━━ MATERIAL SUPPLIED

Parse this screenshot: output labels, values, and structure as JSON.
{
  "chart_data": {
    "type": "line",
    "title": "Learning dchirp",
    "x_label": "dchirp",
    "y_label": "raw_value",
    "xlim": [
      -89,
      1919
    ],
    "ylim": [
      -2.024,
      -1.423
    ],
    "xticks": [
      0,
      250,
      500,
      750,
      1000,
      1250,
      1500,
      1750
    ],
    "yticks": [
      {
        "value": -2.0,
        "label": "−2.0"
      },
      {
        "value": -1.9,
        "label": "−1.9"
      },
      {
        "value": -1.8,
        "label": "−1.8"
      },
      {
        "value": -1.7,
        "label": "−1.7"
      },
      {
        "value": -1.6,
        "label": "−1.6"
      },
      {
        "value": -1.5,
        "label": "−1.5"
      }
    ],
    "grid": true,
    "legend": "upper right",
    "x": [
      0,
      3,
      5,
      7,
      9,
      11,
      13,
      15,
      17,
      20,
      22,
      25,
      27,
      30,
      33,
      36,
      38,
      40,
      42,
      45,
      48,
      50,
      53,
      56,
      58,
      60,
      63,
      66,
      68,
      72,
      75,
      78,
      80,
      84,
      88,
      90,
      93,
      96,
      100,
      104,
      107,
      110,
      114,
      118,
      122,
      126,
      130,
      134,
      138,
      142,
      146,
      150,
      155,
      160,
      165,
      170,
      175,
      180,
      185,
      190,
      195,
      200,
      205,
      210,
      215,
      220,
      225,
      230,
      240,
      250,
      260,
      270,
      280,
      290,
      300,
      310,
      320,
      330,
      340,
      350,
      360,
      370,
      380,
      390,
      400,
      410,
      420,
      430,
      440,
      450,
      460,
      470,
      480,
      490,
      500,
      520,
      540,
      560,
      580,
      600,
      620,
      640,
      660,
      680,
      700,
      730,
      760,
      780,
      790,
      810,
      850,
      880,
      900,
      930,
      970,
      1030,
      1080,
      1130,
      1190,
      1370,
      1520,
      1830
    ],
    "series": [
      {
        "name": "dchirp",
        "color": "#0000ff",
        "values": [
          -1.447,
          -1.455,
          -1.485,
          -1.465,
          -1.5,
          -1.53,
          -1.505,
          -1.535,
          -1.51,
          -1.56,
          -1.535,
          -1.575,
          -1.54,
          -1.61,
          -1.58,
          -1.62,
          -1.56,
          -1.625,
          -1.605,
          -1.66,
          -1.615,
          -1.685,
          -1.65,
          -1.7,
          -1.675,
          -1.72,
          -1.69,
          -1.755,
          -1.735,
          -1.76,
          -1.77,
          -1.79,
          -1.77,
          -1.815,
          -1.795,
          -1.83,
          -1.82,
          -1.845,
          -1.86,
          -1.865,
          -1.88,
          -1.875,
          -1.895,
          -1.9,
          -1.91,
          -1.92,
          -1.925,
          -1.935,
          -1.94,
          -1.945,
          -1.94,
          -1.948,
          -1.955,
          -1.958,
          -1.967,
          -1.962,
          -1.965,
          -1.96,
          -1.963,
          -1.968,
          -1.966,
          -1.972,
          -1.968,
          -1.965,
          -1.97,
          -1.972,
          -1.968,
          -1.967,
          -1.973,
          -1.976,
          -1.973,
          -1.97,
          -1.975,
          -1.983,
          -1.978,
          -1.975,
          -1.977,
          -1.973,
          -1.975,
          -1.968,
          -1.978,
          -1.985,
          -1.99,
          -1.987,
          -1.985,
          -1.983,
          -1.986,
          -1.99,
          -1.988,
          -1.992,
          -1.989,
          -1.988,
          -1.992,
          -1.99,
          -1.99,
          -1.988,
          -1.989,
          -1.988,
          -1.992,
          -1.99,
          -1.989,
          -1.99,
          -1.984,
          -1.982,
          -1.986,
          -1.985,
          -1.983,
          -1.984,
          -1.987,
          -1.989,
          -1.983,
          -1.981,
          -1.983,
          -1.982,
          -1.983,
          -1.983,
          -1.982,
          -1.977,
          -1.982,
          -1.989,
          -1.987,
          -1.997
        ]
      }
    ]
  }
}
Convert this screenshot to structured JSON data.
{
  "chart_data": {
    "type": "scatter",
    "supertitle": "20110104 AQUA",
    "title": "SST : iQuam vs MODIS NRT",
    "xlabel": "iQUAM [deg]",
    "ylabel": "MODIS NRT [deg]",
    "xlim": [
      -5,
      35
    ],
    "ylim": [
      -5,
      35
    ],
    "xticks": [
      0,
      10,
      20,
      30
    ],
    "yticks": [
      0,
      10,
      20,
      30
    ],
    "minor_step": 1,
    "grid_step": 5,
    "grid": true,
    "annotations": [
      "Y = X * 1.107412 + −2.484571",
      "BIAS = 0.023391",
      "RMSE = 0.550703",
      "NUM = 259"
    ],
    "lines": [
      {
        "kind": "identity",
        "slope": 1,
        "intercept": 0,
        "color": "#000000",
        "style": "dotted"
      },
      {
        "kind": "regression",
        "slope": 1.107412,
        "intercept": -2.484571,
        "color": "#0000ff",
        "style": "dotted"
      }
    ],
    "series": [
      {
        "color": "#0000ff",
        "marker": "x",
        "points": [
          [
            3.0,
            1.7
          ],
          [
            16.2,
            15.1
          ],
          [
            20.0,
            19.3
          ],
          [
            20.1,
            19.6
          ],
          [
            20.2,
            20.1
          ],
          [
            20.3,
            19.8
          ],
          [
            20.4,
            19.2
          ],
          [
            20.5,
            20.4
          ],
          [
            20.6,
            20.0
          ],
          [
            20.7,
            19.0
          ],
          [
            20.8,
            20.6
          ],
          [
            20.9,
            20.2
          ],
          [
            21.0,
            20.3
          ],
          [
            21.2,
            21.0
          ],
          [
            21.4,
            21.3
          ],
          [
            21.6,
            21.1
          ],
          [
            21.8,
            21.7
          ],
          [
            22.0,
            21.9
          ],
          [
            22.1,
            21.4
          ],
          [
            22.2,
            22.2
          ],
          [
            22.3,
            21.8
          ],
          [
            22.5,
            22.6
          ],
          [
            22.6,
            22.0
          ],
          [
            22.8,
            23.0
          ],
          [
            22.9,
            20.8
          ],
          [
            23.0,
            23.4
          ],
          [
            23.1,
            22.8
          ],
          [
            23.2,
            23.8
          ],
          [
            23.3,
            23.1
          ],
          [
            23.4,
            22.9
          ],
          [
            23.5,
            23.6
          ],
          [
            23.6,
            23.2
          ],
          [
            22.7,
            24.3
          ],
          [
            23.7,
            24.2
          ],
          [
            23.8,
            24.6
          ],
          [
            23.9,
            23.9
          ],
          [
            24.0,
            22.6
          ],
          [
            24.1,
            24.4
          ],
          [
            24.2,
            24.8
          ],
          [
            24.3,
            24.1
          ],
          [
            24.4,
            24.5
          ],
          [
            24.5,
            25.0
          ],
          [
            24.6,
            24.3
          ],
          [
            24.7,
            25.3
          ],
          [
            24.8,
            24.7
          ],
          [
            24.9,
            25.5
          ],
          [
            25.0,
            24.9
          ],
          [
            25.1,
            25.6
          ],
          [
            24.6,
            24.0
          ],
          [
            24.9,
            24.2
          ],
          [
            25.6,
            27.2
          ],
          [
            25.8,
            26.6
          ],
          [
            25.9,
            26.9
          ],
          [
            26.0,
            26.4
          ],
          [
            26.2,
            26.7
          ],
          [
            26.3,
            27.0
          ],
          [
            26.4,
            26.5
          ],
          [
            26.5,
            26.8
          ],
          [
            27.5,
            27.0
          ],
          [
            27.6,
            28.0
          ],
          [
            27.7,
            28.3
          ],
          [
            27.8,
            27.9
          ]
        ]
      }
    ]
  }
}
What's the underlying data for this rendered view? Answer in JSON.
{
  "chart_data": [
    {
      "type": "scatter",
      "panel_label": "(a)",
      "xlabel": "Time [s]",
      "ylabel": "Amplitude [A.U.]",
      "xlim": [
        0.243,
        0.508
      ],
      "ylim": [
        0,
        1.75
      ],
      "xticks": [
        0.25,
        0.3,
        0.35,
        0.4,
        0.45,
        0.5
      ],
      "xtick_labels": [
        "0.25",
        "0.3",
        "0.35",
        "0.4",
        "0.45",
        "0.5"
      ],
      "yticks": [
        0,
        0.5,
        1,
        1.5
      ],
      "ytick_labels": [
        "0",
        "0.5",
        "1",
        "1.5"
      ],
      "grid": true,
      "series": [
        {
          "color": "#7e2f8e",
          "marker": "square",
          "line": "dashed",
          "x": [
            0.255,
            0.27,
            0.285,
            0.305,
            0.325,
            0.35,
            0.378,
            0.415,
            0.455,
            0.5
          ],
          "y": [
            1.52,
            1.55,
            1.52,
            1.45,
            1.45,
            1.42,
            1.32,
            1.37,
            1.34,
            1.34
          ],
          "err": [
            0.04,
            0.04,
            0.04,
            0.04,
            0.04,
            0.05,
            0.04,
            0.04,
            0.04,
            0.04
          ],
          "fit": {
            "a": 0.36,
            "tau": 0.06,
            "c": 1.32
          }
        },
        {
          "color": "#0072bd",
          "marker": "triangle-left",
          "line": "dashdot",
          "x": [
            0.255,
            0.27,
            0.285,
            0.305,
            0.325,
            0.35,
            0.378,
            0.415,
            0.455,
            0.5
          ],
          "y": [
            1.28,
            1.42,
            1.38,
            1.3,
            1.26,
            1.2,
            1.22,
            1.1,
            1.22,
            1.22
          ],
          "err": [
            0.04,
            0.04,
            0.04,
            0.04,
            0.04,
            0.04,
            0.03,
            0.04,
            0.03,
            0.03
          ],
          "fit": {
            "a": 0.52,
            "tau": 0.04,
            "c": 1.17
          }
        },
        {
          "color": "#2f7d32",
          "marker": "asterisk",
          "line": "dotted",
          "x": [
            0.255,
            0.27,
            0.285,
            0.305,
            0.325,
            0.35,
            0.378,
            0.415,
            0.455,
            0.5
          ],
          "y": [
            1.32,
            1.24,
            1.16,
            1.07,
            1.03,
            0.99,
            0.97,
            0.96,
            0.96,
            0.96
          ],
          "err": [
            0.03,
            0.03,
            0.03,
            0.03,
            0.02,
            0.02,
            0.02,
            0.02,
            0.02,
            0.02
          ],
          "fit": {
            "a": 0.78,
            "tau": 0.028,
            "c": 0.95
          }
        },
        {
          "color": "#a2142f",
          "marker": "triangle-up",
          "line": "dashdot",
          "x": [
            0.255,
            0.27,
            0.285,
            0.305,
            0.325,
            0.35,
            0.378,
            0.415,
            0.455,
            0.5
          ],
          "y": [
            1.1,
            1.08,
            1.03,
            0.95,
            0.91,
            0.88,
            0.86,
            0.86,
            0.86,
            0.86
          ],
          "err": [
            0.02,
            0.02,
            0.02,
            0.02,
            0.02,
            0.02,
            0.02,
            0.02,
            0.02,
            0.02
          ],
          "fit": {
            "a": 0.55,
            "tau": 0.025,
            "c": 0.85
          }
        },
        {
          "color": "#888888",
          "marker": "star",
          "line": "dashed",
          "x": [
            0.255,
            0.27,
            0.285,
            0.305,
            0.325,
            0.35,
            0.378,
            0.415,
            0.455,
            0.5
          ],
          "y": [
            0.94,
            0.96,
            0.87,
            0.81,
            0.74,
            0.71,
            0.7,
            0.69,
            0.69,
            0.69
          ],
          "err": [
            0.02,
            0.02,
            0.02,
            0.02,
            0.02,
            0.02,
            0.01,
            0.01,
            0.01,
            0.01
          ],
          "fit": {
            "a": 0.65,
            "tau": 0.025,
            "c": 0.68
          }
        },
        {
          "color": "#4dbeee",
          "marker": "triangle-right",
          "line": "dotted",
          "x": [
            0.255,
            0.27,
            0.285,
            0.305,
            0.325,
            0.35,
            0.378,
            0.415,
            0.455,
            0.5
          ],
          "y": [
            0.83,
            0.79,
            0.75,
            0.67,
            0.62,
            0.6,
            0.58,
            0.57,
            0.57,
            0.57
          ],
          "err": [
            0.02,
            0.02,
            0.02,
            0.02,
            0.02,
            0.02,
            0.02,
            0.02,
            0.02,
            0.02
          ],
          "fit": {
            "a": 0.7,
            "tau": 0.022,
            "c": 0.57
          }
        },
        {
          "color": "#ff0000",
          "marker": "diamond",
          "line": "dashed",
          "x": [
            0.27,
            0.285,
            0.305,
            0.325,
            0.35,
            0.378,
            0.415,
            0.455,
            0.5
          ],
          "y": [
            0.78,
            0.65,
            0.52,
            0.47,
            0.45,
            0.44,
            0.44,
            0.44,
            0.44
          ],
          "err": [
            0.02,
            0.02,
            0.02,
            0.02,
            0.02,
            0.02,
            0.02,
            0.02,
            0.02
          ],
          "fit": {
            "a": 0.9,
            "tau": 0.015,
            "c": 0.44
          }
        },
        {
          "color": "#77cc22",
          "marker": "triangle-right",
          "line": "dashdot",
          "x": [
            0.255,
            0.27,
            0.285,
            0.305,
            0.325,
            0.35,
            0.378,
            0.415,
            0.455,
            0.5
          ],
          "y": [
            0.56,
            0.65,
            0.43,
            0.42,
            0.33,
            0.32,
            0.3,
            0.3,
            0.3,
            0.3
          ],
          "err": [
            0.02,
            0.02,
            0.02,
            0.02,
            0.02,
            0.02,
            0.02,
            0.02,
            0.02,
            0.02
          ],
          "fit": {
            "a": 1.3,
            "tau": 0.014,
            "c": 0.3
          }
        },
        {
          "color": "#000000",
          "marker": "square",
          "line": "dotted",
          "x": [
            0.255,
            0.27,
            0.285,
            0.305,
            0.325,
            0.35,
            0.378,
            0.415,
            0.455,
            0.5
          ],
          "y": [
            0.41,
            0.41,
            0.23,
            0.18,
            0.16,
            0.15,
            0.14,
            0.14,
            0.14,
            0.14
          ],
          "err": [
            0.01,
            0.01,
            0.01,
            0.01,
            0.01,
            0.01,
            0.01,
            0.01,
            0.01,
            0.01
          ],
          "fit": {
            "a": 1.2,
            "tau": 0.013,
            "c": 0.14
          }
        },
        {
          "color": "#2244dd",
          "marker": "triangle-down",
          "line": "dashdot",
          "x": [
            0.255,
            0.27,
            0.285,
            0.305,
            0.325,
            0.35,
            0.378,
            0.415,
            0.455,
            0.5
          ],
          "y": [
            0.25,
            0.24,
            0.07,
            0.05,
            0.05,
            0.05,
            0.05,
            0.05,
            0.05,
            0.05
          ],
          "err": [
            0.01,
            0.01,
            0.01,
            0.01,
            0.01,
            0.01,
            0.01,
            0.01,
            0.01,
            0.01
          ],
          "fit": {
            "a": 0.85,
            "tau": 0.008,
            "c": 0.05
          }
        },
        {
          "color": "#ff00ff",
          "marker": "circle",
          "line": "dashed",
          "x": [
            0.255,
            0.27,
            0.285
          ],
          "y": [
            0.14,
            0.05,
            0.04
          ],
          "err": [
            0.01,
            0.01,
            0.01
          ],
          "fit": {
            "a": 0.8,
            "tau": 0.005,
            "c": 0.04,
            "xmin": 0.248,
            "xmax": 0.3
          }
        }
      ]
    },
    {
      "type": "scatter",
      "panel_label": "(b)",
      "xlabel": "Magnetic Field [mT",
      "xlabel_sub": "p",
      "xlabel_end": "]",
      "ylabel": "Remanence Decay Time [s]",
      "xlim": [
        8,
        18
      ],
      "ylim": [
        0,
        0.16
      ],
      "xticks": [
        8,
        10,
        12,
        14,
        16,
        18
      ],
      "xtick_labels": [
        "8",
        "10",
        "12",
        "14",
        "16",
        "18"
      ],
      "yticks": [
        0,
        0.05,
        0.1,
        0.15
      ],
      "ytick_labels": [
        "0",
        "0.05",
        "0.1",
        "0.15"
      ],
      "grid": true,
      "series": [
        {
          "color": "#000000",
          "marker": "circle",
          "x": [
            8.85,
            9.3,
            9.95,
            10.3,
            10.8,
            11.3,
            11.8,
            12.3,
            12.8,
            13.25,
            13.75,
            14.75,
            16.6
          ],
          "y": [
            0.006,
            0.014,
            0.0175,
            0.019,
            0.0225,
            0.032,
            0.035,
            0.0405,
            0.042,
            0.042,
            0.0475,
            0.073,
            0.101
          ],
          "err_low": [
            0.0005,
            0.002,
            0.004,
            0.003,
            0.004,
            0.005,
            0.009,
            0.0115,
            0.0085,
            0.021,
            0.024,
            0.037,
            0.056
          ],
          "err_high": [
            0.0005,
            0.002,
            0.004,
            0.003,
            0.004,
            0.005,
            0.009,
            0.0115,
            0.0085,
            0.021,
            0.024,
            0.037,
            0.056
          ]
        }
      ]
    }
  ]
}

━━━━

• THE TASK:
Each line in the data that holds the string "dchirp" should be found and copied.

• RESPONSE BELOW:
    "title": "Learning dchirp",
    "x_label": "dchirp",
        "name": "dchirp",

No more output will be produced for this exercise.